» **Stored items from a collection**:
*-*-*

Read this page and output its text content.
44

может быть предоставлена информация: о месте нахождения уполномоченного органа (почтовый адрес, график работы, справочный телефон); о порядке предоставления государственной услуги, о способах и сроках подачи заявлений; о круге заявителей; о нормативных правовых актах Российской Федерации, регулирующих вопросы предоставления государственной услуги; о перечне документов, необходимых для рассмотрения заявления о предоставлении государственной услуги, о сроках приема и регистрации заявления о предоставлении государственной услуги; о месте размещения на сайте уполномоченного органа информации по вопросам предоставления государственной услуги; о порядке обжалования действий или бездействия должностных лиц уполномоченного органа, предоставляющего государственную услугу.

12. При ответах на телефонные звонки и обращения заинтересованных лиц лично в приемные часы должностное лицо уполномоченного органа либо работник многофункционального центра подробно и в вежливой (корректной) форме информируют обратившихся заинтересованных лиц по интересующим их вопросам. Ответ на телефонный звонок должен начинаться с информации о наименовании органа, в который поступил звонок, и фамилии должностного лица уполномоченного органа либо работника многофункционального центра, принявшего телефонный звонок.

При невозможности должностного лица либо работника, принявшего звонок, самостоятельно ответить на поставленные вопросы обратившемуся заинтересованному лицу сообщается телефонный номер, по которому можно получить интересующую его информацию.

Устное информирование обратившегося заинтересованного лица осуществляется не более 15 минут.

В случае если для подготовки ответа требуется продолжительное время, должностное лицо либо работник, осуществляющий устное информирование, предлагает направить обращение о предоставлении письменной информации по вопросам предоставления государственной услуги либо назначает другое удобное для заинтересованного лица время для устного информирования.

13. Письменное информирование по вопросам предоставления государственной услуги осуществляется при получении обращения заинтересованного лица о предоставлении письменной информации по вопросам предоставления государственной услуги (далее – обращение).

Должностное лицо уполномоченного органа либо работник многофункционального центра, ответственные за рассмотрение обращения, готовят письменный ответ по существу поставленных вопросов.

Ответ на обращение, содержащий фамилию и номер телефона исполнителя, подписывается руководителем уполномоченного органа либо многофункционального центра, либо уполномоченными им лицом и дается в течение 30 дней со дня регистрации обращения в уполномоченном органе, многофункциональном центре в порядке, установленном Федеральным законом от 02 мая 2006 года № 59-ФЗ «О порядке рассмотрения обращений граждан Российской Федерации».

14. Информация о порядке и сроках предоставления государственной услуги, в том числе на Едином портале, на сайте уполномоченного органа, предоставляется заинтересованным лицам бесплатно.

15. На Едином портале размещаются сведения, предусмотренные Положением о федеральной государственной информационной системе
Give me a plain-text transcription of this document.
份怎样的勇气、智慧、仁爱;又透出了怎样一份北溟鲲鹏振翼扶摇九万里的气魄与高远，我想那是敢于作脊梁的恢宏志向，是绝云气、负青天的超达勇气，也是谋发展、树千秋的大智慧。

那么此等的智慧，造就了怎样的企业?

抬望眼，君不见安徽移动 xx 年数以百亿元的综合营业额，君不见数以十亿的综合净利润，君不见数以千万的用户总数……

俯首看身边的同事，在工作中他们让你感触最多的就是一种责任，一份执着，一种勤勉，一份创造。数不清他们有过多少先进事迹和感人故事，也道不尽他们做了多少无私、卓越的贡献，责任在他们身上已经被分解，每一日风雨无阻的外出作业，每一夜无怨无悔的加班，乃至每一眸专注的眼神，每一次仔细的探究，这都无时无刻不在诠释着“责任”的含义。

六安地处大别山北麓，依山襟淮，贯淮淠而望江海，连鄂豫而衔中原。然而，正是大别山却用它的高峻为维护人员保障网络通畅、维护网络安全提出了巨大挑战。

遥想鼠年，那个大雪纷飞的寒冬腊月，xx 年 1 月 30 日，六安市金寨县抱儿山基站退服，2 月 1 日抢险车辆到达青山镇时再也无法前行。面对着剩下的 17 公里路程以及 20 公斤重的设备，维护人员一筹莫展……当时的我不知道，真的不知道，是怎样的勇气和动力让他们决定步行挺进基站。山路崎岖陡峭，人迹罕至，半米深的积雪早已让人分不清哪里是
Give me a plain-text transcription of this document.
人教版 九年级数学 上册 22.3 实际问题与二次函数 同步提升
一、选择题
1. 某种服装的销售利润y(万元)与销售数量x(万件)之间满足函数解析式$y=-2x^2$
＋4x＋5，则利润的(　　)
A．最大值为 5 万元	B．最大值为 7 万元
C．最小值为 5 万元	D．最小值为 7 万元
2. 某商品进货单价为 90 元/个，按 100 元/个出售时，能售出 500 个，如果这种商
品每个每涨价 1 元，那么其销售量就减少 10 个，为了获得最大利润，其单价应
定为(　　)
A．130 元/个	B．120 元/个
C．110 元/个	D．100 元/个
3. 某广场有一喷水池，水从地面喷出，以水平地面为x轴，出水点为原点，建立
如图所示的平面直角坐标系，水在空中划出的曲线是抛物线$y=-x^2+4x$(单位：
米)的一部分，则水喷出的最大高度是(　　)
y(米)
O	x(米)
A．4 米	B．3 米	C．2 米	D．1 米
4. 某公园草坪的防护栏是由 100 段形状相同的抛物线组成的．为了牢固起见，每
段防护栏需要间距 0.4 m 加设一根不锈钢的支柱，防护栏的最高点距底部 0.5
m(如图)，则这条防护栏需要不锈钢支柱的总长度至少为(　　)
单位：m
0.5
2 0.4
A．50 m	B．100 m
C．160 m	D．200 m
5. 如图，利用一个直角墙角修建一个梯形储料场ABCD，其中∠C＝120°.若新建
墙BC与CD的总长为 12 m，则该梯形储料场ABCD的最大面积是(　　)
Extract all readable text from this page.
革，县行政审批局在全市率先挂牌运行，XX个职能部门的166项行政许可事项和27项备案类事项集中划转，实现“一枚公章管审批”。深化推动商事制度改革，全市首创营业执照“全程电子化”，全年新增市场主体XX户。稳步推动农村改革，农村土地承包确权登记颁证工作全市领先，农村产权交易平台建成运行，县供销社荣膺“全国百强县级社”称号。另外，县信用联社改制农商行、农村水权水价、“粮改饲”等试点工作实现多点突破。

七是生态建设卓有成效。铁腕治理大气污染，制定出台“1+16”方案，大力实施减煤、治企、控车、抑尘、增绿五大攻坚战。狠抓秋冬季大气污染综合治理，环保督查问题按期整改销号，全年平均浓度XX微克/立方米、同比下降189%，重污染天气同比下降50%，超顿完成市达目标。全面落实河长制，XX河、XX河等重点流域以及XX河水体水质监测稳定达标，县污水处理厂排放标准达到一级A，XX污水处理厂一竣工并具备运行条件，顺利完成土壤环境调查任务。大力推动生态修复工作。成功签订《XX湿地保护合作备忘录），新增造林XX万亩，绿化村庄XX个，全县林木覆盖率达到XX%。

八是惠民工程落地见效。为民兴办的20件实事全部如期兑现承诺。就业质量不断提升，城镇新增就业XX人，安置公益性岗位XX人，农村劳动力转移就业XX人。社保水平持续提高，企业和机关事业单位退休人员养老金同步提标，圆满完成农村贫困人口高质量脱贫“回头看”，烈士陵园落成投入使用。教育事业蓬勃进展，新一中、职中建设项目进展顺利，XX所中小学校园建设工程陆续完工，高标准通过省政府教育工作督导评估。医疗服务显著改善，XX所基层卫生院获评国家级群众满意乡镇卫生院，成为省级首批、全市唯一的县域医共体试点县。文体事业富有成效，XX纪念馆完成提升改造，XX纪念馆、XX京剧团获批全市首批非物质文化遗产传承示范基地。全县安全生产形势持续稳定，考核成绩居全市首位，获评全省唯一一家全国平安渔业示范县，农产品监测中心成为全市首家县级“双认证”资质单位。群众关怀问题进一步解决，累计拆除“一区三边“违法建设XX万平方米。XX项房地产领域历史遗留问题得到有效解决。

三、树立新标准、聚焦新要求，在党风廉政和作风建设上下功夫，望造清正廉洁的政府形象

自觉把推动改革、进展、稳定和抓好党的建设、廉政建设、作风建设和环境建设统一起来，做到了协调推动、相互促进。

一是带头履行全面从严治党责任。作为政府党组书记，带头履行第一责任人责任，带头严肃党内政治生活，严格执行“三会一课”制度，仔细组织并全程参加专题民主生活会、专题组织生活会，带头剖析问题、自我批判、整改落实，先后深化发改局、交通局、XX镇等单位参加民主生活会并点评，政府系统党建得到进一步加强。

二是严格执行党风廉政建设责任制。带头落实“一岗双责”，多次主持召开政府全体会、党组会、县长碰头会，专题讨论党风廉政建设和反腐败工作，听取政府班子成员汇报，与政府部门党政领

*-*-*

» **WHAT THE EXERCISE ASKS**:
Search the listing for the word "государственной" and return each line that holds it.

» **EXERCISE RESULT**:
может быть предоставлена информация: о месте нахождения уполномоченного органа (почтовый адрес, график работы, справочный телефон); о порядке предоставления государственной услуги, о способах и сроках подачи заявлений; о круге заявителей; о нормативных правовых актах Российской Федерации, регулирующих вопросы предоставления государственной услуги; о перечне документов, необходимых для рассмотрения заявления о предоставлении государственной услуги, о сроках приема и регистрации заявления о предоставлении государственной услуги; о месте размещения на сайте уполномоченного органа информации по вопросам предоставления государственной услуги; о порядке обжалования действий или бездействия должностных лиц уполномоченного органа, предоставляющего государственную услугу.
В случае если для подготовки ответа требуется продолжительное время, должностное лицо либо работник, осуществляющий устное информирование, предлагает направить обращение о предоставлении письменной информации по вопросам предоставления государственной услуги либо назначает другое удобное для заинтересованного лица время для устного информирования.
13. Письменное информирование по вопросам предоставления государственной услуги осуществляется при получении обращения заинтересованного лица о предоставлении письменной информации по вопросам предоставления государственной услуги (далее – обращение).
14. Информация о порядке и сроках предоставления государственной услуги, в том числе на Едином портале, на сайте уполномоченного органа, предоставляется заинтересованным лицам бесплатно.
15. На Едином портале размещаются сведения, предусмотренные Положением о федеральной государственной информационной системе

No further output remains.